» Records supplied
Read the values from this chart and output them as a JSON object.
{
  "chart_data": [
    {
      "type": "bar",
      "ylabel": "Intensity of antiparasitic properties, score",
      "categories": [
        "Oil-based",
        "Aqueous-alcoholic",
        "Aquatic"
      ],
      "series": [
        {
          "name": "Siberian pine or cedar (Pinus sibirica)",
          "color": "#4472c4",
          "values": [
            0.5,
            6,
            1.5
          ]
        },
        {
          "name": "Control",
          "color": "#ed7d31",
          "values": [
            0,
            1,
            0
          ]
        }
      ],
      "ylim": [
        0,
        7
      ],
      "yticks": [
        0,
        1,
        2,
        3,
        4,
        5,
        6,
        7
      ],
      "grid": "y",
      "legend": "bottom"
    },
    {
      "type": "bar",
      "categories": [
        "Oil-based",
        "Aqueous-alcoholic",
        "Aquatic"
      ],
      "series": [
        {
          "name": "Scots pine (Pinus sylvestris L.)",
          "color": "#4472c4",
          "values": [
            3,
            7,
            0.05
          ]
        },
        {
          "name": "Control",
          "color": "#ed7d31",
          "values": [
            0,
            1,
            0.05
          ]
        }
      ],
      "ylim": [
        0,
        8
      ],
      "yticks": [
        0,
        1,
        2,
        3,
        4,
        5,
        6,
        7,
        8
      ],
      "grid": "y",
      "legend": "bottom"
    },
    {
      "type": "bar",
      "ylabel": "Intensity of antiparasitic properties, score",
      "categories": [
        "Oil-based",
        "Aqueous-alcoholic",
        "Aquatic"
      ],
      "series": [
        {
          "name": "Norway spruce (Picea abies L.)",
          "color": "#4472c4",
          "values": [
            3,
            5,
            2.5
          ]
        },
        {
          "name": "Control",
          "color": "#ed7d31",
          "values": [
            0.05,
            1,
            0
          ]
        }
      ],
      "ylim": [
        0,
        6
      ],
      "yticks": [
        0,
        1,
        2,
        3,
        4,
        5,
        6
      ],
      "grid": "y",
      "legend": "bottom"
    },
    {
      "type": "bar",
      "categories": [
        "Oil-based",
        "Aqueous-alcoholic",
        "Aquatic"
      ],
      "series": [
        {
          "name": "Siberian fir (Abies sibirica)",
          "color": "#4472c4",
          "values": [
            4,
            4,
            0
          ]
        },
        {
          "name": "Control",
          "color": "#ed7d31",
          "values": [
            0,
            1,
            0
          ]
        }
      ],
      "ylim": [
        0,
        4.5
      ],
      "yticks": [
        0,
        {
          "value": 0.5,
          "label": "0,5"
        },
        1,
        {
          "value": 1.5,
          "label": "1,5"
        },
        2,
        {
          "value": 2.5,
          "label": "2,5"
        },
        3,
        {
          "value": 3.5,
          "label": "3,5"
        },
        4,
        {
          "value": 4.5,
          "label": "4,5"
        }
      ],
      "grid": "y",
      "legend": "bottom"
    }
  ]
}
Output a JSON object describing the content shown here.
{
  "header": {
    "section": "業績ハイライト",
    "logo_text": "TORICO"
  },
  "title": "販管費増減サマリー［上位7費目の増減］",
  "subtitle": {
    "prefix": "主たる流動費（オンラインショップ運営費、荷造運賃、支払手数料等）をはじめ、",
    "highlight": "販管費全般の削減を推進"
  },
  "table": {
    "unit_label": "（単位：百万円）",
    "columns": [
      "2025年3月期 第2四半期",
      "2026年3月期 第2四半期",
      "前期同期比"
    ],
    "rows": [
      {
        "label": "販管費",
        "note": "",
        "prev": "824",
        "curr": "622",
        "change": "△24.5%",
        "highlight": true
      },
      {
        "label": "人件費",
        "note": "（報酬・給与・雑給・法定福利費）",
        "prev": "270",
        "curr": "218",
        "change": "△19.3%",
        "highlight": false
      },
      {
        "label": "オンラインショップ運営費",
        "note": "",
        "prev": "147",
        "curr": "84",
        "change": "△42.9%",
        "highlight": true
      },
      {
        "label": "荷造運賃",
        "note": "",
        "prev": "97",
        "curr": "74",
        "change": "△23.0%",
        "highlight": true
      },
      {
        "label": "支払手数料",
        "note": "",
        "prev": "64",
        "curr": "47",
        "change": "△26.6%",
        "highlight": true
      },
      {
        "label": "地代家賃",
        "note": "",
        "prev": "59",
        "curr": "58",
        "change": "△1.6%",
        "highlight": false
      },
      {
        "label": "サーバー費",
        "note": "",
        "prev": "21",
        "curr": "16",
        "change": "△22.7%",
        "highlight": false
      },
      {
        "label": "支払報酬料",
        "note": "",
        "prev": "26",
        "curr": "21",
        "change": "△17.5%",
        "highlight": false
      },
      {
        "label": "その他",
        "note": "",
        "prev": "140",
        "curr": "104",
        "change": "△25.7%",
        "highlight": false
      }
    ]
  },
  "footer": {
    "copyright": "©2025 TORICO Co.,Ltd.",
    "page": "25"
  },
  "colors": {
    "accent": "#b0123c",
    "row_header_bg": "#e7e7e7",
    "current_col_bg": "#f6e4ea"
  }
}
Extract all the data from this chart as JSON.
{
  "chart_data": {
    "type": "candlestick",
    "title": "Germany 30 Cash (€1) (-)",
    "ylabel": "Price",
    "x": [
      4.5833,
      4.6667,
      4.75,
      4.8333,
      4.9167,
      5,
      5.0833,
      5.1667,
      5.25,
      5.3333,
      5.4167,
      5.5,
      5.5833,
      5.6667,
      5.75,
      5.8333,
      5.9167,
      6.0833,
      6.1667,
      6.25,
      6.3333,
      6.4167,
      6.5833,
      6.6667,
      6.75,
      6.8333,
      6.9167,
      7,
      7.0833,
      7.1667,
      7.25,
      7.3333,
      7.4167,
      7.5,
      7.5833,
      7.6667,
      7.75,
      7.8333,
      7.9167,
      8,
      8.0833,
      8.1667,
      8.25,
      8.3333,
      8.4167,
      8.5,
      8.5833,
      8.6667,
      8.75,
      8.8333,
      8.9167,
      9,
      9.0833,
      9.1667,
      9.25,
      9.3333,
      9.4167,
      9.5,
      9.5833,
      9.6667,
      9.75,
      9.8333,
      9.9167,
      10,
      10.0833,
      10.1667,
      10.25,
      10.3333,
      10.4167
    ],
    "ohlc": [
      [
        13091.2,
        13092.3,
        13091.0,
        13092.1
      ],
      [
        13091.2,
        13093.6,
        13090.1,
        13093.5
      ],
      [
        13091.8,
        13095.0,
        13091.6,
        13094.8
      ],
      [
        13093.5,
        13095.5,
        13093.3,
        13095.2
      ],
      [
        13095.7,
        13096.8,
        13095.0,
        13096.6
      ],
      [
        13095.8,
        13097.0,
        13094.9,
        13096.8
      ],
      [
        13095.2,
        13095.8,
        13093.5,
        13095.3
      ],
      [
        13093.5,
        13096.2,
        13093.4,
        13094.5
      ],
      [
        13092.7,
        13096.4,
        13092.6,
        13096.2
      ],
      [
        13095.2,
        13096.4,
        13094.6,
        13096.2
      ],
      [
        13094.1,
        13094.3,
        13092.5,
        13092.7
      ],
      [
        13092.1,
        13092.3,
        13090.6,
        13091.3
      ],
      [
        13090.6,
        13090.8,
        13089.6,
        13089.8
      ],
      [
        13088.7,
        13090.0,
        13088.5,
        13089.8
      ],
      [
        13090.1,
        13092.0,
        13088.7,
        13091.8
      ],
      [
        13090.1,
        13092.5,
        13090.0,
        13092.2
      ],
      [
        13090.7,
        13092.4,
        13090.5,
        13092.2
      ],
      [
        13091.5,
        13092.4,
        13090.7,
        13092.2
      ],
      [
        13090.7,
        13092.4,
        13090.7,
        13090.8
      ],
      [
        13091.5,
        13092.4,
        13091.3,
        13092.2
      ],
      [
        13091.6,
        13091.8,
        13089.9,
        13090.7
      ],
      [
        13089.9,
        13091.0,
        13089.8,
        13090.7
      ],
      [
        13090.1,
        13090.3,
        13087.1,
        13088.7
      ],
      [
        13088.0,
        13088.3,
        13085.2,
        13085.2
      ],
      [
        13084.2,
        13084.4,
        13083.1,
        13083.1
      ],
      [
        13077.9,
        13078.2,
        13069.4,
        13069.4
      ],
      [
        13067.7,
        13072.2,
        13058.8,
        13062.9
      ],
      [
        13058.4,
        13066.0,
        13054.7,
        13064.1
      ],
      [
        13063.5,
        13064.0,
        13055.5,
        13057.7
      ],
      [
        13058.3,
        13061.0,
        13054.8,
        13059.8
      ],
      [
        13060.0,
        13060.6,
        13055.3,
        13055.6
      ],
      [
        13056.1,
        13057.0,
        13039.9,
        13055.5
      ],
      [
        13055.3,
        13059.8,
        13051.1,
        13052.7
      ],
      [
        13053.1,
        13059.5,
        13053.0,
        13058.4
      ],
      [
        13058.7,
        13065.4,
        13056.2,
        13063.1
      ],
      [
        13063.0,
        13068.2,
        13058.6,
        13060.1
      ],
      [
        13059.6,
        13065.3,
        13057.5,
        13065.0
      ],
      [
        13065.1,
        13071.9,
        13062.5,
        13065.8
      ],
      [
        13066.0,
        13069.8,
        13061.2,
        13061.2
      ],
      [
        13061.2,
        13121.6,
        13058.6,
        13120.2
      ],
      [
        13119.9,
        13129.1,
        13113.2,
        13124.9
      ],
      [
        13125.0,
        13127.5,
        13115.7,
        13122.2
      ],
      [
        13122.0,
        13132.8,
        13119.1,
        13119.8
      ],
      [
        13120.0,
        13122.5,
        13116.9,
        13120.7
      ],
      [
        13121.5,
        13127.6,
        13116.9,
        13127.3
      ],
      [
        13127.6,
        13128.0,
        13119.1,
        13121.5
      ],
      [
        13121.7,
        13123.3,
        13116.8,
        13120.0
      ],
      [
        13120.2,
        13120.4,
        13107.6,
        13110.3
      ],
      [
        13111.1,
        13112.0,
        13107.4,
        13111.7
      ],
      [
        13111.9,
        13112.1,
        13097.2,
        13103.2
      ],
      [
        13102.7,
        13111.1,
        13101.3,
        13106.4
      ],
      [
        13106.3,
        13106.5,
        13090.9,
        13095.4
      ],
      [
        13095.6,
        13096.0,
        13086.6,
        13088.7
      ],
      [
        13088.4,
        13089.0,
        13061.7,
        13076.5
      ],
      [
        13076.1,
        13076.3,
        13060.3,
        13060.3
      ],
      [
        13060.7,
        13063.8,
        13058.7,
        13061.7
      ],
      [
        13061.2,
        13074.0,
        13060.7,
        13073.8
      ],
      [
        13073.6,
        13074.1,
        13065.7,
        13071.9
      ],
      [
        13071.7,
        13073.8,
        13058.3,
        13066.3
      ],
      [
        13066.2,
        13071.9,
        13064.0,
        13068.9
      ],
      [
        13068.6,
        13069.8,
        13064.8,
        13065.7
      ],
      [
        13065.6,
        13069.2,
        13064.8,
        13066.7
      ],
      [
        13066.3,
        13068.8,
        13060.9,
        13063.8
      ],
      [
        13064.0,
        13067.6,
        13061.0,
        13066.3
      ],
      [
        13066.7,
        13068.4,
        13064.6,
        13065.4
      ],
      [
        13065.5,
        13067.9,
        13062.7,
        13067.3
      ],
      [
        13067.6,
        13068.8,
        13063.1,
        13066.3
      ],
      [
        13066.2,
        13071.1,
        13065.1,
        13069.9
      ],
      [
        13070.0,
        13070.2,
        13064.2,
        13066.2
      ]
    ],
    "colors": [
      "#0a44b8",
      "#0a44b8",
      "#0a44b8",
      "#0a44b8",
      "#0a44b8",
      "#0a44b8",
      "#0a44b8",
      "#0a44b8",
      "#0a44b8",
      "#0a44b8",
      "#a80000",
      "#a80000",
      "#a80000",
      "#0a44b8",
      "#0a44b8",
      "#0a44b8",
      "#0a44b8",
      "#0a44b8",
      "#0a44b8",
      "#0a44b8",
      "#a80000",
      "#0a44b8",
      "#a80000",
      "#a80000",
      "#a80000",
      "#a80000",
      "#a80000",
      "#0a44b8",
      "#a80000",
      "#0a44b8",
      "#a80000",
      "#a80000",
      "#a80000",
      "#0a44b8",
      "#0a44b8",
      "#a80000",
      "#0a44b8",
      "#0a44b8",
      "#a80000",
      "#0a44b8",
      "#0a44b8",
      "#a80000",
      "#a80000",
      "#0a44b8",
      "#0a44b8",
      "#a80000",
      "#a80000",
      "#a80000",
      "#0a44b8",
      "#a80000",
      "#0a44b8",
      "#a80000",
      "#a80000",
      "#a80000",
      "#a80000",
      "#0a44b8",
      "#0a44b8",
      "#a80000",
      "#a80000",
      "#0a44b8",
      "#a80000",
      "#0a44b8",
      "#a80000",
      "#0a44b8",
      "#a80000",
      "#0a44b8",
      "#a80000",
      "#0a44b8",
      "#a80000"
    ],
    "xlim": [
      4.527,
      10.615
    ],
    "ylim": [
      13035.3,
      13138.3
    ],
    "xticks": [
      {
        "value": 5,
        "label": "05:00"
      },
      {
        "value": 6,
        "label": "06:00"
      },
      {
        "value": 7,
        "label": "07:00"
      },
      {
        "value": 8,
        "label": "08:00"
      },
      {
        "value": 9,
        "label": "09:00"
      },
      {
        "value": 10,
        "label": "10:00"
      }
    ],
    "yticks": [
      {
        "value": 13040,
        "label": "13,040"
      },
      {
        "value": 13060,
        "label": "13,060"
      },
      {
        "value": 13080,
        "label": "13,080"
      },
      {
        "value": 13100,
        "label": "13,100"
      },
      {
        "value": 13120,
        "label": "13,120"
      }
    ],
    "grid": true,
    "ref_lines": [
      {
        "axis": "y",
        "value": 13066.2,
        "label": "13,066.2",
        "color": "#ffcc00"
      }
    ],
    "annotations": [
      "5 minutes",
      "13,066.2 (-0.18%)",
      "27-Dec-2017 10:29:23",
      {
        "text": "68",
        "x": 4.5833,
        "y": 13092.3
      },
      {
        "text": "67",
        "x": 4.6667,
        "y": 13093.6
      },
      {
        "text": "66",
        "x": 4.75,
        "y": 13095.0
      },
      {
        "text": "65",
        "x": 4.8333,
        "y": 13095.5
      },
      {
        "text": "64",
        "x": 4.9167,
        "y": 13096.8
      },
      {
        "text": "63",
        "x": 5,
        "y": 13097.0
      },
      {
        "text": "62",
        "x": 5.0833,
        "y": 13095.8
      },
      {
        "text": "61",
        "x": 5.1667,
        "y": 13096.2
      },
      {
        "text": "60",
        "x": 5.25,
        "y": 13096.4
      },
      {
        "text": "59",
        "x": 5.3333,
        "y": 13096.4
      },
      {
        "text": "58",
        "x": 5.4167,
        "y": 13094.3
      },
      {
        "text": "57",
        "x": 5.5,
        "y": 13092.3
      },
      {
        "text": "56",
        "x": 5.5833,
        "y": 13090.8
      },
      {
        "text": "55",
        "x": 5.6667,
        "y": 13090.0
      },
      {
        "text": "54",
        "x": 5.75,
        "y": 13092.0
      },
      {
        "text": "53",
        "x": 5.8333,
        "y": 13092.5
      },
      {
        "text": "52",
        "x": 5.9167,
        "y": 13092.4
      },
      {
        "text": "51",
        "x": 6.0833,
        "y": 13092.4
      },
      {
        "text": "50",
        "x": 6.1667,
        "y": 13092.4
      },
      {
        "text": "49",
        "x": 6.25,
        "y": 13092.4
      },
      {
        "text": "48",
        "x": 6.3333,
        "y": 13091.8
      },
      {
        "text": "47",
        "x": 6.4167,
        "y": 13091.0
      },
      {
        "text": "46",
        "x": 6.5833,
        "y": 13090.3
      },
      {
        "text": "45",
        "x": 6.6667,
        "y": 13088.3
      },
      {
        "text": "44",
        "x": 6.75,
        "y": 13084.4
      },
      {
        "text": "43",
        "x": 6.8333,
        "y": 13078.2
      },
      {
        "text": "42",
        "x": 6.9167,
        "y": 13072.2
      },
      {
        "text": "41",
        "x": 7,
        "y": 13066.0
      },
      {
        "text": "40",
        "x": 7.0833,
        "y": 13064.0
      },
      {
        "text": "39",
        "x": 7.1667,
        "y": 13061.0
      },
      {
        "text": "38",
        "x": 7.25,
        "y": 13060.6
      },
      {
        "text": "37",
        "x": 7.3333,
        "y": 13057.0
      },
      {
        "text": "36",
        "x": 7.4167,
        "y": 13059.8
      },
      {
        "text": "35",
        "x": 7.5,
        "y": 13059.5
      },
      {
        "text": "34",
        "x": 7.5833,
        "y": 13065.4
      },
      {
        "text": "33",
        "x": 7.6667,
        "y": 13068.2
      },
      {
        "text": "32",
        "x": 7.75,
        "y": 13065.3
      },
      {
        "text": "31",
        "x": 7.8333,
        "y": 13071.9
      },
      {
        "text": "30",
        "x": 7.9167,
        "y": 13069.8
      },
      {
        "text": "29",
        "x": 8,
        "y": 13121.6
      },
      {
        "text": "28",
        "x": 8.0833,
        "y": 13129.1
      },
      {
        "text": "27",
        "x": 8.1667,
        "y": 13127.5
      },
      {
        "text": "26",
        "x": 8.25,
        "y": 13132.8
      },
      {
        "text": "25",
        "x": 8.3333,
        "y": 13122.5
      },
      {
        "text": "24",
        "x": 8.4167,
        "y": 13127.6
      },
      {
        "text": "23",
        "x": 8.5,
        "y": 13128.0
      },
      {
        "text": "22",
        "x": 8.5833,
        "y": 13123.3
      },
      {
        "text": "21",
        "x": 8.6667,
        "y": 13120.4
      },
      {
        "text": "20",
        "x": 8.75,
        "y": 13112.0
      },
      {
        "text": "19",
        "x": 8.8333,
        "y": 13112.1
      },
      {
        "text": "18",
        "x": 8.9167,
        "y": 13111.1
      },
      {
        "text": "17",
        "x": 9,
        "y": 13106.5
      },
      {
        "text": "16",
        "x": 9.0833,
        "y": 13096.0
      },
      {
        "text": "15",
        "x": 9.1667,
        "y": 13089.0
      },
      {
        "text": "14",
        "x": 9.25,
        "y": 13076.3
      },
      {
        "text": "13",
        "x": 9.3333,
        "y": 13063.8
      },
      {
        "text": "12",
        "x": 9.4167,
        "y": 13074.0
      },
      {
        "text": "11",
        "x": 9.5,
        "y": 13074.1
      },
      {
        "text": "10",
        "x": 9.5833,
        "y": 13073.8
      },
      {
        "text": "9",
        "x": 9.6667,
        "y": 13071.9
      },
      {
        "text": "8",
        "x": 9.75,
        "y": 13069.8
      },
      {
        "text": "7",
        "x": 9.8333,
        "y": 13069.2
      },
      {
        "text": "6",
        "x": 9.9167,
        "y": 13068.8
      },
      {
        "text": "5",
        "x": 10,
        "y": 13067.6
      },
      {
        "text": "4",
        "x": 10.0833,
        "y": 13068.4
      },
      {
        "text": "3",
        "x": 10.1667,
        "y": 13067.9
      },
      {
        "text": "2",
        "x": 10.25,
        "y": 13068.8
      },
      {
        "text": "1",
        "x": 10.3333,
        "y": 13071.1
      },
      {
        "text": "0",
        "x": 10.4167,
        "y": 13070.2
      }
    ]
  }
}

» Problem description
From the entries above, return each line with the word "change" in it.

» Expected output
        "change": "△24.5%",
        "change": "△19.3%",
        "change": "△42.9%",
        "change": "△23.0%",
        "change": "△26.6%",
        "change": "△1.6%",
        "change": "△22.7%",
        "change": "△17.5%",
        "change": "△25.7%",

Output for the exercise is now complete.